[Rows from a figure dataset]
+++
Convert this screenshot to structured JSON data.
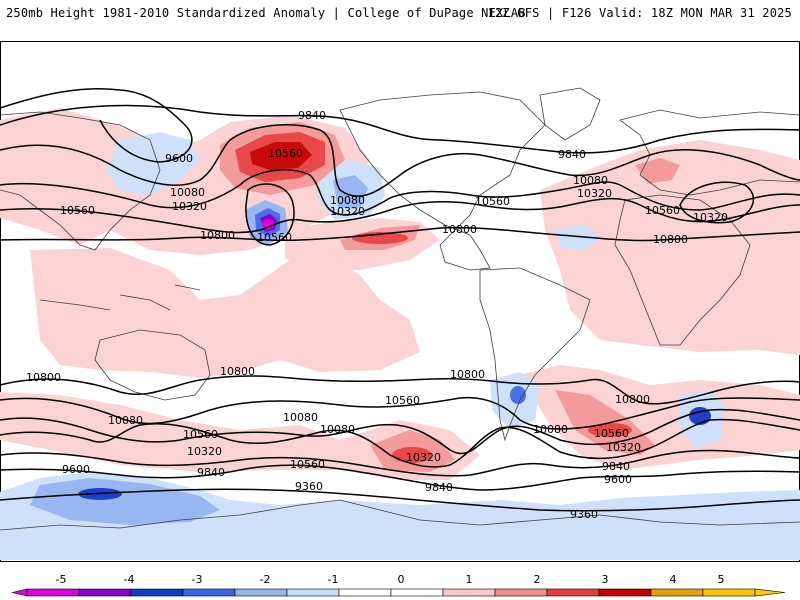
{
  "header": {
    "left": "250mb Height 1981-2010 Standardized Anomaly | College of DuPage NEXLAB",
    "right": "12Z GFS | F126 Valid: 18Z MON MAR 31 2025"
  },
  "contour_labels": [
    {
      "id": "l1",
      "text": "9840"
    },
    {
      "id": "l2",
      "text": "9600"
    },
    {
      "id": "l3",
      "text": "10560"
    },
    {
      "id": "l4",
      "text": "10080"
    },
    {
      "id": "l5",
      "text": "10320"
    },
    {
      "id": "l6",
      "text": "10560"
    },
    {
      "id": "l7",
      "text": "10800"
    },
    {
      "id": "l8",
      "text": "10560"
    },
    {
      "id": "l9",
      "text": "10080"
    },
    {
      "id": "l10",
      "text": "10320"
    },
    {
      "id": "l11",
      "text": "9840"
    },
    {
      "id": "l12",
      "text": "10080"
    },
    {
      "id": "l13",
      "text": "10320"
    },
    {
      "id": "l14",
      "text": "10560"
    },
    {
      "id": "l15",
      "text": "10800"
    },
    {
      "id": "l16",
      "text": "10560"
    },
    {
      "id": "l17",
      "text": "10320"
    },
    {
      "id": "l18",
      "text": "10800"
    },
    {
      "id": "l19",
      "text": "10800"
    },
    {
      "id": "l20",
      "text": "10800"
    },
    {
      "id": "l21",
      "text": "10800"
    },
    {
      "id": "l22",
      "text": "10560"
    },
    {
      "id": "l23",
      "text": "10080"
    },
    {
      "id": "l24",
      "text": "10800"
    },
    {
      "id": "l25",
      "text": "10080"
    },
    {
      "id": "l26",
      "text": "10560"
    },
    {
      "id": "l27",
      "text": "10320"
    },
    {
      "id": "l28",
      "text": "9840"
    },
    {
      "id": "l29",
      "text": "9600"
    },
    {
      "id": "l30",
      "text": "10080"
    },
    {
      "id": "l31",
      "text": "10320"
    },
    {
      "id": "l32",
      "text": "9840"
    },
    {
      "id": "l33",
      "text": "9360"
    },
    {
      "id": "l34",
      "text": "10080"
    },
    {
      "id": "l35",
      "text": "10560"
    },
    {
      "id": "l36",
      "text": "10320"
    },
    {
      "id": "l37",
      "text": "9840"
    },
    {
      "id": "l38",
      "text": "9600"
    },
    {
      "id": "l39",
      "text": "9360"
    },
    {
      "id": "l40",
      "text": "10560"
    }
  ],
  "colorbar": {
    "ticks": [
      "-5",
      "-4",
      "-3",
      "-2",
      "-1",
      "0",
      "1",
      "2",
      "3",
      "4",
      "5"
    ],
    "colors": [
      "#e000e0",
      "#8a00c8",
      "#0a3cc8",
      "#3c64e6",
      "#96b4f0",
      "#c8dcfa",
      "#ffffff",
      "#ffffff",
      "#fac8c8",
      "#f08c8c",
      "#e63c3c",
      "#c80000",
      "#e6a000",
      "#ffc800"
    ]
  },
  "palette": {
    "pos1": "#fbd3d3",
    "pos2": "#f39a9a",
    "pos3": "#e84848",
    "pos4": "#c80a0a",
    "neg1": "#cfe0fa",
    "neg2": "#98b6f2",
    "neg3": "#4a6fe8",
    "neg4": "#1e3fc8",
    "neg5": "#8a00c8",
    "neg6": "#e000e0",
    "contour": "#000000",
    "coast": "#404040"
  }
}
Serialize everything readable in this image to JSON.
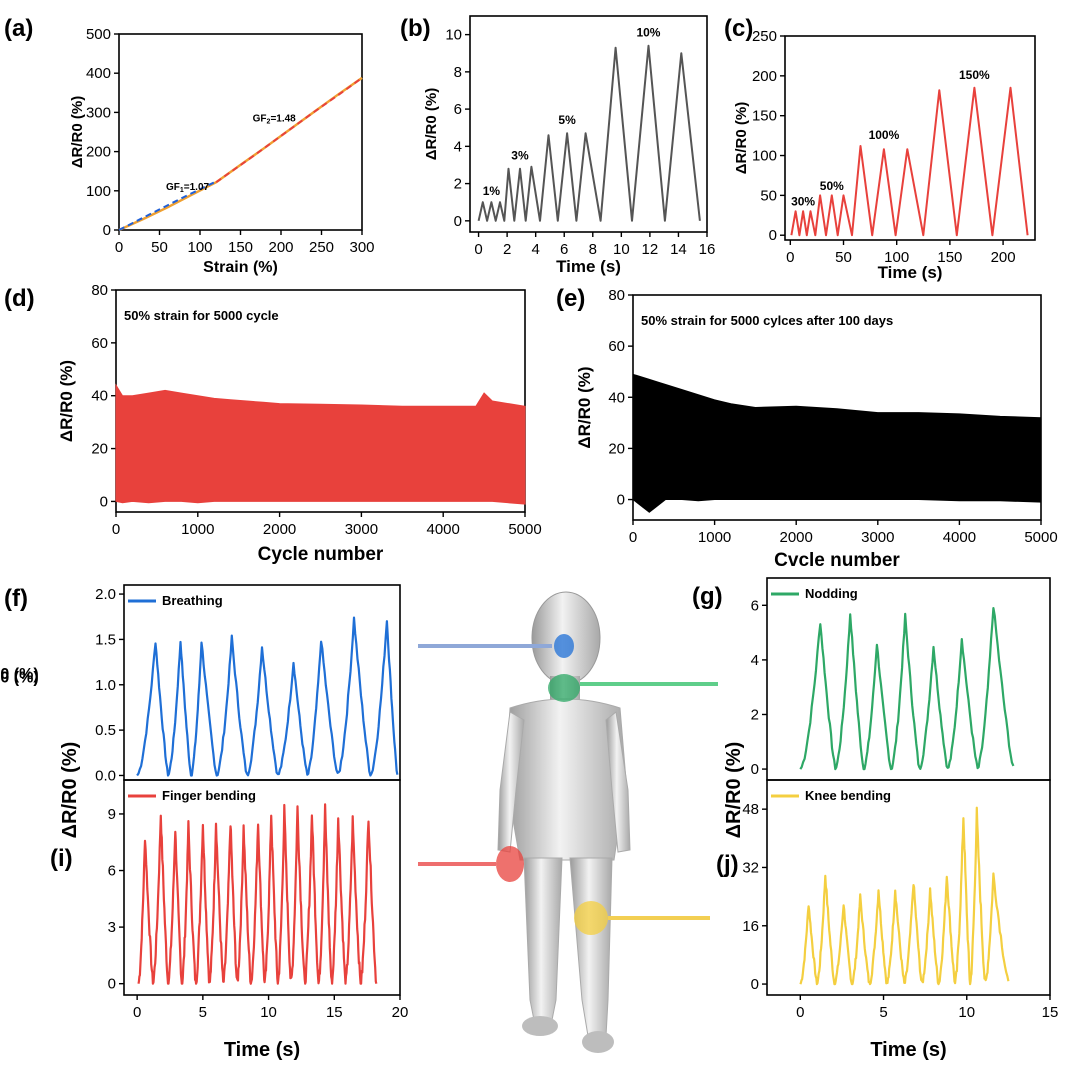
{
  "colors": {
    "orange": "#f0a030",
    "blue": "#2060d8",
    "gray": "#555555",
    "red": "#e8413c",
    "black": "#000000",
    "bluef": "#1f6fd6",
    "green": "#2ea866",
    "yellow": "#f4cf40",
    "conn_blue": "#8fa8d8",
    "conn_green": "#5fce8a",
    "conn_red": "#ee6e6e",
    "conn_yellow": "#f3cf53"
  },
  "figure": {
    "illustration": "human-figure-with-sensor-markers"
  },
  "chart_data": [
    {
      "id": "a",
      "panel_label": "(a)",
      "type": "line",
      "xlabel": "Strain (%)",
      "ylabel": "ΔR/R0 (%)",
      "xlim": [
        0,
        300
      ],
      "ylim": [
        0,
        500
      ],
      "xticks": [
        0,
        50,
        100,
        150,
        200,
        250,
        300
      ],
      "yticks": [
        0,
        100,
        200,
        300,
        400,
        500
      ],
      "series": [
        {
          "color_key": "orange",
          "x": [
            0,
            30,
            60,
            90,
            120,
            150,
            180,
            210,
            240,
            270,
            300
          ],
          "y": [
            0,
            28,
            58,
            90,
            122,
            166,
            210,
            255,
            300,
            345,
            388
          ]
        },
        {
          "color_key": "blue",
          "dashed": true,
          "x": [
            0,
            40,
            80,
            120
          ],
          "y": [
            0,
            42,
            84,
            124
          ]
        },
        {
          "color_key": "red",
          "dashed": true,
          "x": [
            120,
            160,
            200,
            240,
            280,
            300
          ],
          "y": [
            122,
            180,
            240,
            300,
            358,
            388
          ]
        }
      ],
      "annotations": [
        {
          "prefix": "GF",
          "sub": "1",
          "suffix": "=1.07",
          "x": 58,
          "y": 102
        },
        {
          "prefix": "GF",
          "sub": "2",
          "suffix": "=1.48",
          "x": 165,
          "y": 277
        }
      ]
    },
    {
      "id": "b",
      "panel_label": "(b)",
      "type": "line",
      "xlabel": "Time (s)",
      "ylabel": "ΔR/R0 (%)",
      "xlim": [
        -0.6,
        16
      ],
      "ylim": [
        -0.6,
        11
      ],
      "xticks": [
        0,
        2,
        4,
        6,
        8,
        10,
        12,
        14,
        16
      ],
      "yticks": [
        0,
        2,
        4,
        6,
        8,
        10
      ],
      "series": [
        {
          "color_key": "gray",
          "peaks": [
            [
              0.3,
              1.0
            ],
            [
              0.9,
              1.0
            ],
            [
              1.5,
              1.0
            ],
            [
              2.1,
              2.8
            ],
            [
              2.9,
              2.8
            ],
            [
              3.7,
              2.9
            ],
            [
              4.9,
              4.6
            ],
            [
              6.2,
              4.7
            ],
            [
              7.5,
              4.7
            ],
            [
              9.6,
              9.3
            ],
            [
              11.9,
              9.4
            ],
            [
              14.2,
              9.0
            ]
          ],
          "start": 0,
          "end": 15.5
        }
      ],
      "annotations": [
        {
          "text": "1%",
          "x": 0.9,
          "y": 1.4
        },
        {
          "text": "3%",
          "x": 2.9,
          "y": 3.3
        },
        {
          "text": "5%",
          "x": 6.2,
          "y": 5.2
        },
        {
          "text": "10%",
          "x": 11.9,
          "y": 9.9
        }
      ]
    },
    {
      "id": "c",
      "panel_label": "(c)",
      "type": "line",
      "xlabel": "Time (s)",
      "ylabel": "ΔR/R0 (%)",
      "xlim": [
        -5,
        230
      ],
      "ylim": [
        -6,
        250
      ],
      "xticks": [
        0,
        50,
        100,
        150,
        200
      ],
      "yticks": [
        0,
        50,
        100,
        150,
        200,
        250
      ],
      "series": [
        {
          "color_key": "red",
          "peaks": [
            [
              5,
              30
            ],
            [
              12,
              30
            ],
            [
              19,
              30
            ],
            [
              28,
              50
            ],
            [
              39,
              50
            ],
            [
              50,
              50
            ],
            [
              66,
              112
            ],
            [
              88,
              108
            ],
            [
              110,
              108
            ],
            [
              140,
              182
            ],
            [
              173,
              185
            ],
            [
              207,
              185
            ]
          ],
          "start": 1,
          "end": 223
        }
      ],
      "annotations": [
        {
          "text": "30%",
          "x": 12,
          "y": 37
        },
        {
          "text": "50%",
          "x": 39,
          "y": 57
        },
        {
          "text": "100%",
          "x": 88,
          "y": 121
        },
        {
          "text": "150%",
          "x": 173,
          "y": 196
        }
      ]
    },
    {
      "id": "d",
      "panel_label": "(d)",
      "type": "area",
      "xlabel": "Cycle number",
      "ylabel": "ΔR/R0 (%)",
      "xlim": [
        0,
        5000
      ],
      "ylim": [
        -4,
        80
      ],
      "xticks": [
        0,
        1000,
        2000,
        3000,
        4000,
        5000
      ],
      "yticks": [
        0,
        20,
        40,
        60,
        80
      ],
      "legend_text": "50% strain for 5000 cycle",
      "series": [
        {
          "color_key": "red",
          "upper_x": [
            0,
            80,
            200,
            400,
            600,
            800,
            1000,
            1200,
            1400,
            1600,
            1800,
            2000,
            2500,
            3000,
            3500,
            4000,
            4400,
            4500,
            4600,
            5000
          ],
          "upper_y": [
            44,
            40,
            40,
            41,
            42,
            41,
            40,
            39,
            38.5,
            38,
            37.5,
            37,
            36.8,
            36.5,
            36,
            36,
            36,
            41,
            38,
            36
          ],
          "lower_y": [
            0,
            -0.5,
            0,
            -0.5,
            0,
            0,
            -0.5,
            0,
            0,
            0,
            0,
            0,
            0,
            0,
            0,
            0,
            0,
            0,
            0,
            -1
          ]
        }
      ]
    },
    {
      "id": "e",
      "panel_label": "(e)",
      "type": "area",
      "xlabel": "Cvcle number",
      "ylabel": "ΔR/R0 (%)",
      "xlim": [
        0,
        5000
      ],
      "ylim": [
        -8,
        80
      ],
      "xticks": [
        0,
        1000,
        2000,
        3000,
        4000,
        5000
      ],
      "yticks": [
        0,
        20,
        40,
        60,
        80
      ],
      "legend_text": "50% strain for 5000 cylces after 100 days",
      "series": [
        {
          "color_key": "black",
          "upper_x": [
            0,
            200,
            400,
            600,
            800,
            1000,
            1200,
            1500,
            2000,
            2500,
            3000,
            3500,
            4000,
            4500,
            5000
          ],
          "upper_y": [
            49,
            47,
            45,
            43,
            41,
            39,
            37.5,
            36,
            36.5,
            35.5,
            34,
            34,
            33.5,
            32.5,
            32
          ],
          "lower_y": [
            0,
            -5,
            0,
            0,
            -0.5,
            0,
            0,
            0,
            0,
            0,
            0,
            0,
            -0.5,
            -0.5,
            -1
          ]
        }
      ]
    },
    {
      "id": "f",
      "panel_label": "(f)",
      "type": "line",
      "ylabel": "ΔR/R0 (%)",
      "xlim": [
        -1,
        20
      ],
      "ylim": [
        -0.05,
        2.1
      ],
      "xticks": [
        0,
        5,
        10,
        15,
        20
      ],
      "yticks": [
        0.0,
        0.5,
        1.0,
        1.5,
        2.0
      ],
      "ytick_labels": [
        "0.0",
        "0.5",
        "1.0",
        "1.5",
        "2.0"
      ],
      "series": [
        {
          "name": "Breathing",
          "color_key": "bluef",
          "start": 0.0,
          "end": 19.8,
          "peaks": [
            [
              1.4,
              1.48
            ],
            [
              3.3,
              1.48
            ],
            [
              4.9,
              1.48
            ],
            [
              7.2,
              1.52
            ],
            [
              9.5,
              1.42
            ],
            [
              11.9,
              1.25
            ],
            [
              14.0,
              1.5
            ],
            [
              16.5,
              1.73
            ],
            [
              19.0,
              1.72
            ]
          ]
        }
      ]
    },
    {
      "id": "i",
      "panel_label": "(i)",
      "type": "line",
      "xlabel": "Time (s)",
      "xlim": [
        -1,
        20
      ],
      "ylim": [
        -0.6,
        10.8
      ],
      "xticks": [
        0,
        5,
        10,
        15,
        20
      ],
      "yticks": [
        0,
        3,
        6,
        9
      ],
      "series": [
        {
          "name": "Finger bending",
          "color_key": "red",
          "start": 0.1,
          "end": 18.2,
          "peaks": [
            [
              0.6,
              7.8
            ],
            [
              1.8,
              9.0
            ],
            [
              2.9,
              8.2
            ],
            [
              3.9,
              8.4
            ],
            [
              5.0,
              8.5
            ],
            [
              6.0,
              8.6
            ],
            [
              7.1,
              8.6
            ],
            [
              8.1,
              8.3
            ],
            [
              9.2,
              8.6
            ],
            [
              10.2,
              9.0
            ],
            [
              11.2,
              9.2
            ],
            [
              12.2,
              9.3
            ],
            [
              13.3,
              9.0
            ],
            [
              14.3,
              9.3
            ],
            [
              15.3,
              8.9
            ],
            [
              16.4,
              8.7
            ],
            [
              17.6,
              8.9
            ]
          ]
        }
      ]
    },
    {
      "id": "g",
      "panel_label": "(g)",
      "type": "line",
      "ylabel": "ΔR/R0 (%)",
      "xlim": [
        -2,
        15
      ],
      "ylim": [
        -0.4,
        7.0
      ],
      "xticks": [
        0,
        5,
        10,
        15
      ],
      "yticks": [
        0,
        2,
        4,
        6
      ],
      "series": [
        {
          "name": "Nodding",
          "color_key": "green",
          "start": 0.0,
          "end": 12.8,
          "peaks": [
            [
              1.2,
              5.4
            ],
            [
              3.0,
              5.7
            ],
            [
              4.6,
              4.6
            ],
            [
              6.3,
              5.6
            ],
            [
              8.0,
              4.5
            ],
            [
              9.7,
              4.8
            ],
            [
              11.6,
              6.0
            ]
          ]
        }
      ]
    },
    {
      "id": "j",
      "panel_label": "(j)",
      "type": "line",
      "xlabel": "Time (s)",
      "xlim": [
        -2,
        15
      ],
      "ylim": [
        -3,
        56
      ],
      "xticks": [
        0,
        5,
        10,
        15
      ],
      "yticks": [
        0,
        16,
        32,
        48
      ],
      "series": [
        {
          "name": "Knee bending",
          "color_key": "yellow",
          "start": 0.0,
          "end": 12.5,
          "peaks": [
            [
              0.5,
              22
            ],
            [
              1.5,
              30
            ],
            [
              2.6,
              22
            ],
            [
              3.6,
              24
            ],
            [
              4.7,
              26
            ],
            [
              5.7,
              26
            ],
            [
              6.8,
              28
            ],
            [
              7.8,
              26
            ],
            [
              8.8,
              30
            ],
            [
              9.8,
              46
            ],
            [
              10.6,
              47
            ],
            [
              11.6,
              30
            ]
          ]
        }
      ]
    }
  ]
}
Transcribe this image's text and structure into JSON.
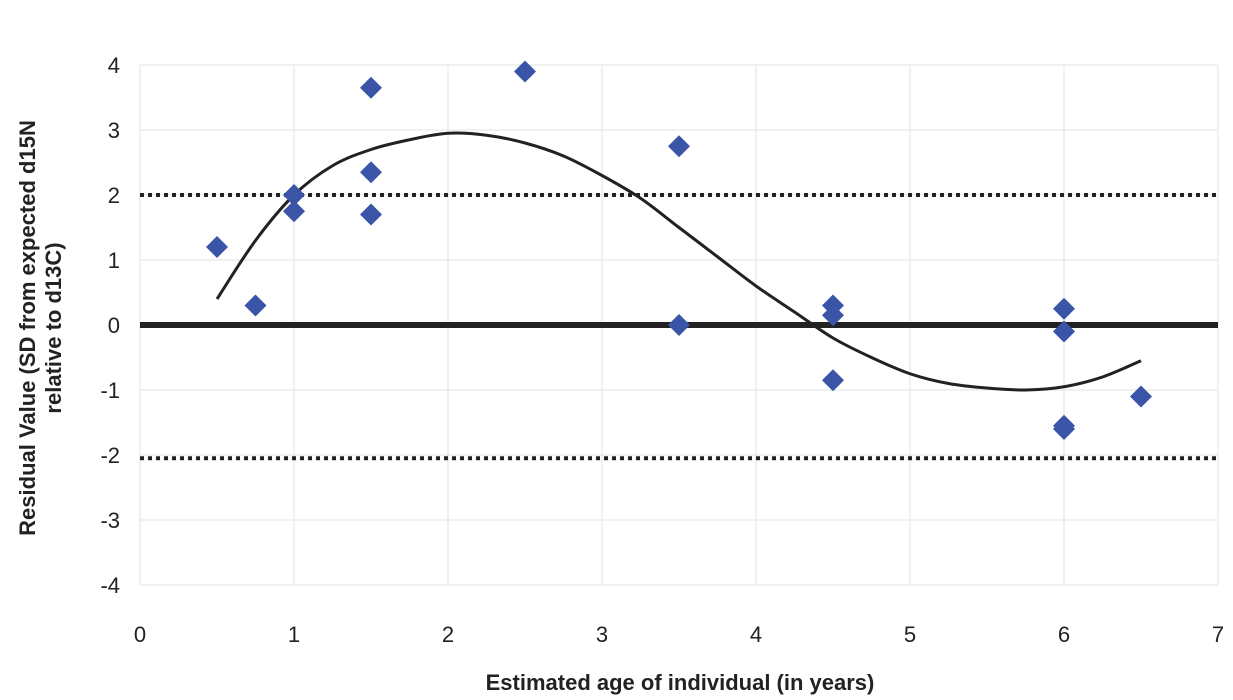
+++
GOAL -> Gather all lines from the records above in which "image" appears.

REPLY TO THE TASK ->
Serialize everything readable in this image to JSON.
Transcribe this image's text and structure into JSON.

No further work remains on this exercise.